Repeat all of the material below exactly as written, images excluded.

◇ ◇ ◇ ◇ ◇

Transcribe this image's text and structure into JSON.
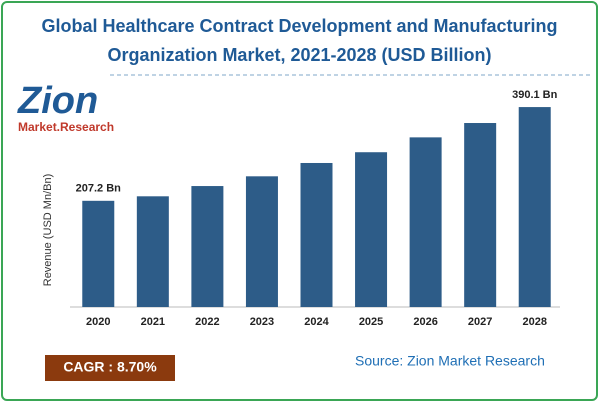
{
  "chart_data": {
    "type": "bar",
    "title": "Global Healthcare Contract Development and Manufacturing Organization Market, 2021-2028 (USD Billion)",
    "logo": {
      "name": "Zion",
      "tagline": "Market.Research"
    },
    "y_label": "Revenue (USD Mn/Bn)",
    "categories": [
      "2020",
      "2021",
      "2022",
      "2023",
      "2024",
      "2025",
      "2026",
      "2027",
      "2028"
    ],
    "values": [
      207.2,
      216,
      236,
      255,
      281,
      302,
      331,
      359,
      390.1
    ],
    "value_labels": [
      "207.2 Bn",
      null,
      null,
      null,
      null,
      null,
      null,
      null,
      "390.1 Bn"
    ],
    "color": "#2d5c88",
    "ylim": [
      0,
      400
    ],
    "cagr": "CAGR : 8.70%",
    "source": "Source: Zion Market Research"
  }
}
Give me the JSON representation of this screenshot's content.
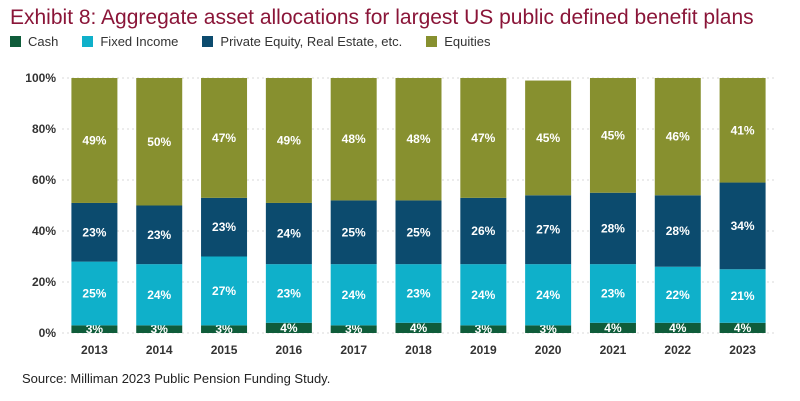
{
  "title": "Exhibit 8: Aggregate asset allocations for largest US public defined benefit plans",
  "source": "Source: Milliman 2023 Public Pension Funding Study.",
  "legend": [
    {
      "label": "Cash",
      "color": "#0f5c3a"
    },
    {
      "label": "Fixed Income",
      "color": "#0fb0ca"
    },
    {
      "label": "Private Equity, Real Estate, etc.",
      "color": "#0c4b6e"
    },
    {
      "label": "Equities",
      "color": "#87902f"
    }
  ],
  "chart_data": {
    "type": "bar",
    "stacked": true,
    "categories": [
      "2013",
      "2014",
      "2015",
      "2016",
      "2017",
      "2018",
      "2019",
      "2020",
      "2021",
      "2022",
      "2023"
    ],
    "series": [
      {
        "name": "Cash",
        "color": "#0f5c3a",
        "values": [
          3,
          3,
          3,
          4,
          3,
          4,
          3,
          3,
          4,
          4,
          4
        ]
      },
      {
        "name": "Fixed Income",
        "color": "#0fb0ca",
        "values": [
          25,
          24,
          27,
          23,
          24,
          23,
          24,
          24,
          23,
          22,
          21
        ]
      },
      {
        "name": "Private Equity, Real Estate, etc.",
        "color": "#0c4b6e",
        "values": [
          23,
          23,
          23,
          24,
          25,
          25,
          26,
          27,
          28,
          28,
          34
        ]
      },
      {
        "name": "Equities",
        "color": "#87902f",
        "values": [
          49,
          50,
          47,
          49,
          48,
          48,
          47,
          45,
          45,
          46,
          41
        ]
      }
    ],
    "yticks": [
      "0%",
      "20%",
      "40%",
      "60%",
      "80%",
      "100%"
    ],
    "ylim": [
      0,
      100
    ],
    "grid": true,
    "legend_position": "top-left"
  }
}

◇ ◇ ◇ ◇ ◇

* **SOLVED EXERCISE**
Transcribe this image's text and structure into JSON.
{
  "chart_data": {
    "type": "bar",
    "title": "Global Healthcare Contract Development and Manufacturing Organization Market, 2021-2028 (USD Billion)",
    "logo": {
      "name": "Zion",
      "tagline": "Market.Research"
    },
    "y_label": "Revenue (USD Mn/Bn)",
    "categories": [
      "2020",
      "2021",
      "2022",
      "2023",
      "2024",
      "2025",
      "2026",
      "2027",
      "2028"
    ],
    "values": [
      207.2,
      216,
      236,
      255,
      281,
      302,
      331,
      359,
      390.1
    ],
    "value_labels": [
      "207.2 Bn",
      null,
      null,
      null,
      null,
      null,
      null,
      null,
      "390.1 Bn"
    ],
    "color": "#2d5c88",
    "ylim": [
      0,
      400
    ],
    "cagr": "CAGR : 8.70%",
    "source": "Source: Zion Market Research"
  }
}
Give me the JSON representation of this screenshot's content.
{
  "title": "Exhibit 8: Aggregate asset allocations for largest US public defined benefit plans",
  "source": "Source: Milliman 2023 Public Pension Funding Study.",
  "legend": [
    {
      "label": "Cash",
      "color": "#0f5c3a"
    },
    {
      "label": "Fixed Income",
      "color": "#0fb0ca"
    },
    {
      "label": "Private Equity, Real Estate, etc.",
      "color": "#0c4b6e"
    },
    {
      "label": "Equities",
      "color": "#87902f"
    }
  ],
  "chart_data": {
    "type": "bar",
    "stacked": true,
    "categories": [
      "2013",
      "2014",
      "2015",
      "2016",
      "2017",
      "2018",
      "2019",
      "2020",
      "2021",
      "2022",
      "2023"
    ],
    "series": [
      {
        "name": "Cash",
        "color": "#0f5c3a",
        "values": [
          3,
          3,
          3,
          4,
          3,
          4,
          3,
          3,
          4,
          4,
          4
        ]
      },
      {
        "name": "Fixed Income",
        "color": "#0fb0ca",
        "values": [
          25,
          24,
          27,
          23,
          24,
          23,
          24,
          24,
          23,
          22,
          21
        ]
      },
      {
        "name": "Private Equity, Real Estate, etc.",
        "color": "#0c4b6e",
        "values": [
          23,
          23,
          23,
          24,
          25,
          25,
          26,
          27,
          28,
          28,
          34
        ]
      },
      {
        "name": "Equities",
        "color": "#87902f",
        "values": [
          49,
          50,
          47,
          49,
          48,
          48,
          47,
          45,
          45,
          46,
          41
        ]
      }
    ],
    "yticks": [
      "0%",
      "20%",
      "40%",
      "60%",
      "80%",
      "100%"
    ],
    "ylim": [
      0,
      100
    ],
    "grid": true,
    "legend_position": "top-left"
  }
}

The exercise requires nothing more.